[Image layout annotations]
·····

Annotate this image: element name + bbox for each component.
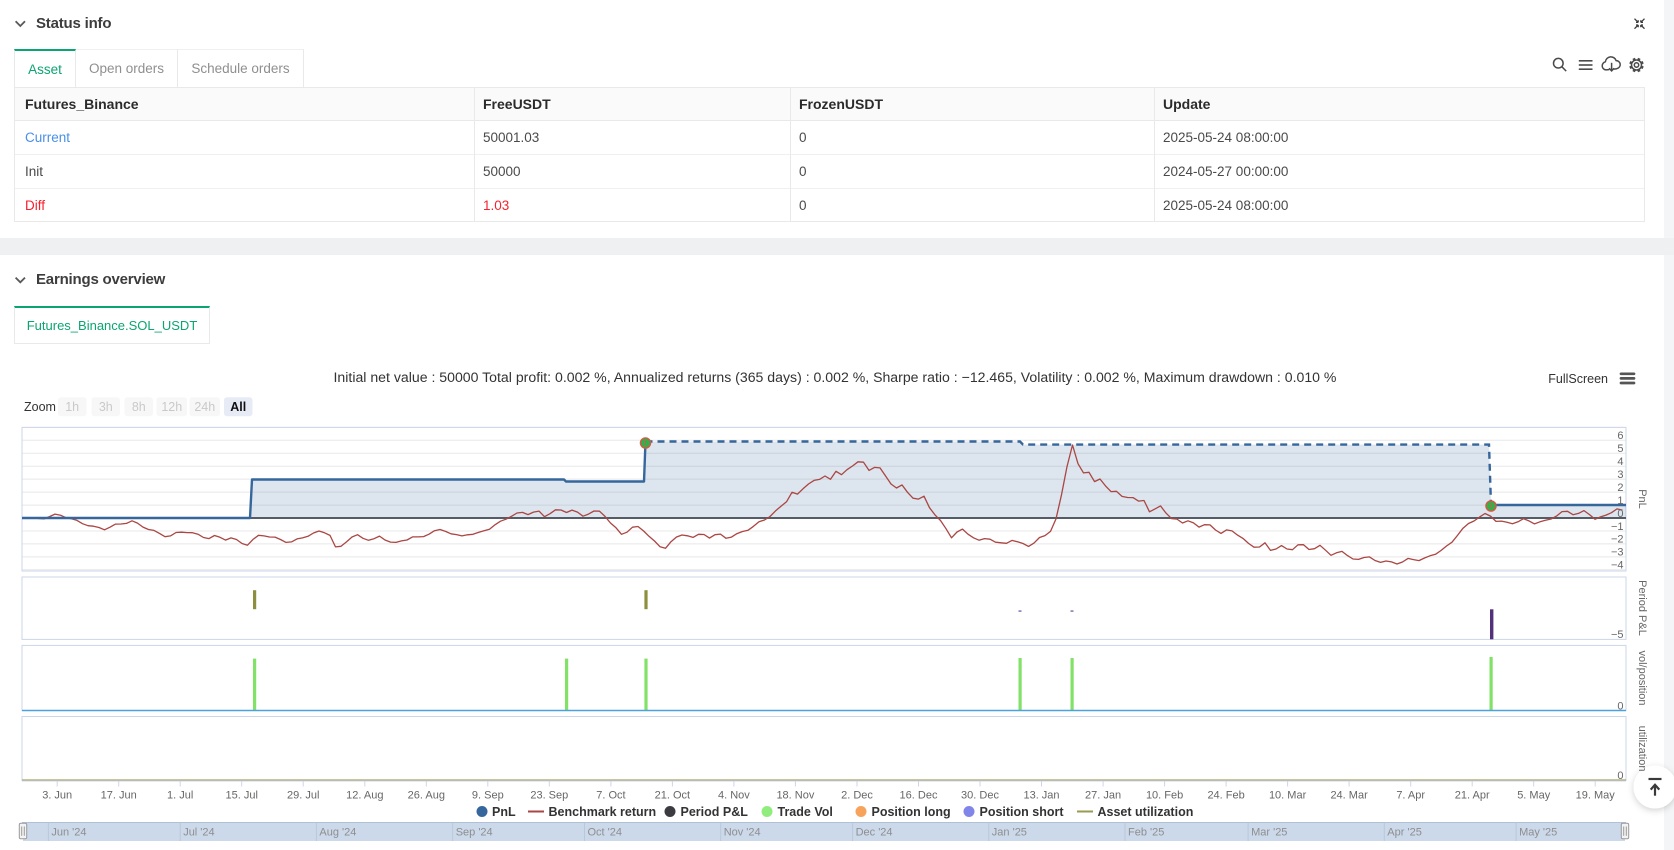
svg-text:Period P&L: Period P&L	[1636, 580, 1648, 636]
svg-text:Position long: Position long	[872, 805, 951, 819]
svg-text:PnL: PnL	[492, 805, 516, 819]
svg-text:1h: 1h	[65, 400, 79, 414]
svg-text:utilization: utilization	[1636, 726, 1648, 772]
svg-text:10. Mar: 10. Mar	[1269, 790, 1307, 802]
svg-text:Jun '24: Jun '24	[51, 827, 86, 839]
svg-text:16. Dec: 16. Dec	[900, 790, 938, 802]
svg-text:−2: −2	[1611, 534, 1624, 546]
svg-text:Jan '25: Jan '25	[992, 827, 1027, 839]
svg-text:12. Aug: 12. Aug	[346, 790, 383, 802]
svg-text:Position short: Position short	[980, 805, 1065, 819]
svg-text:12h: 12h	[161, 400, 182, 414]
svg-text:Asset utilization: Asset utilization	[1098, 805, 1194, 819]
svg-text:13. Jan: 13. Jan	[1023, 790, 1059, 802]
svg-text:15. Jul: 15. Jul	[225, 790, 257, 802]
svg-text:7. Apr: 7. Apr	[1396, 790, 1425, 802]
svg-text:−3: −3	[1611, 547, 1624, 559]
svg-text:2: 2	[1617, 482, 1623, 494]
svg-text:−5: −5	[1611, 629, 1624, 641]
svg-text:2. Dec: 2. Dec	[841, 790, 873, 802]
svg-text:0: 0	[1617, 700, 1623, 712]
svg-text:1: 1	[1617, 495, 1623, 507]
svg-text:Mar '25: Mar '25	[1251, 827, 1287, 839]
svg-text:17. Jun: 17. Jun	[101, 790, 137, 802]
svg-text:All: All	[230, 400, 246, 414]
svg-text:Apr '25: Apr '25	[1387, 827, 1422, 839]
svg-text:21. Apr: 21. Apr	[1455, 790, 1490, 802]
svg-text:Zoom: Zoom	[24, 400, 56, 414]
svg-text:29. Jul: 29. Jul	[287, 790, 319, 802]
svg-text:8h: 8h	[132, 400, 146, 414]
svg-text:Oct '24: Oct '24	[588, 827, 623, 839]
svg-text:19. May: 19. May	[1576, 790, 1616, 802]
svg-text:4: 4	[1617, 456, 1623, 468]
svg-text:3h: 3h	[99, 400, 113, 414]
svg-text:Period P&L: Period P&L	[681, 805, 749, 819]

·····

→ OBJECTIVE: Output the listing above line for line, without changing anything and leaving out the pictures.

→ COMPLETED TASK:
Annotate this image: element name + bbox for each component.
svg-text:Period P&L: Period P&L	[1636, 580, 1648, 636]
svg-text:Position long: Position long	[872, 805, 951, 819]
svg-text:PnL: PnL	[492, 805, 516, 819]
svg-text:1h: 1h	[65, 400, 79, 414]
svg-text:utilization: utilization	[1636, 726, 1648, 772]
svg-text:10. Mar: 10. Mar	[1269, 790, 1307, 802]
svg-text:Jun '24: Jun '24	[51, 827, 86, 839]
svg-text:16. Dec: 16. Dec	[900, 790, 938, 802]
svg-text:−2: −2	[1611, 534, 1624, 546]
svg-text:Jan '25: Jan '25	[992, 827, 1027, 839]
svg-text:12. Aug: 12. Aug	[346, 790, 383, 802]
svg-text:Position short: Position short	[980, 805, 1065, 819]
svg-text:12h: 12h	[161, 400, 182, 414]
svg-text:Asset utilization: Asset utilization	[1098, 805, 1194, 819]
svg-text:13. Jan: 13. Jan	[1023, 790, 1059, 802]
svg-text:15. Jul: 15. Jul	[225, 790, 257, 802]
svg-text:7. Apr: 7. Apr	[1396, 790, 1425, 802]
svg-text:−3: −3	[1611, 547, 1624, 559]
svg-text:2: 2	[1617, 482, 1623, 494]
svg-text:−5: −5	[1611, 629, 1624, 641]
svg-text:2. Dec: 2. Dec	[841, 790, 873, 802]
svg-text:0: 0	[1617, 700, 1623, 712]
svg-text:1: 1	[1617, 495, 1623, 507]
svg-text:Mar '25: Mar '25	[1251, 827, 1287, 839]
svg-text:17. Jun: 17. Jun	[101, 790, 137, 802]
svg-text:All: All	[230, 400, 246, 414]
svg-text:Apr '25: Apr '25	[1387, 827, 1422, 839]
svg-text:21. Apr: 21. Apr	[1455, 790, 1490, 802]
svg-text:Zoom: Zoom	[24, 400, 56, 414]
svg-text:29. Jul: 29. Jul	[287, 790, 319, 802]
svg-text:8h: 8h	[132, 400, 146, 414]
svg-text:Oct '24: Oct '24	[588, 827, 623, 839]
svg-text:19. May: 19. May	[1576, 790, 1616, 802]
svg-text:4: 4	[1617, 456, 1623, 468]
svg-text:3h: 3h	[99, 400, 113, 414]
svg-text:Period P&L: Period P&L	[681, 805, 749, 819]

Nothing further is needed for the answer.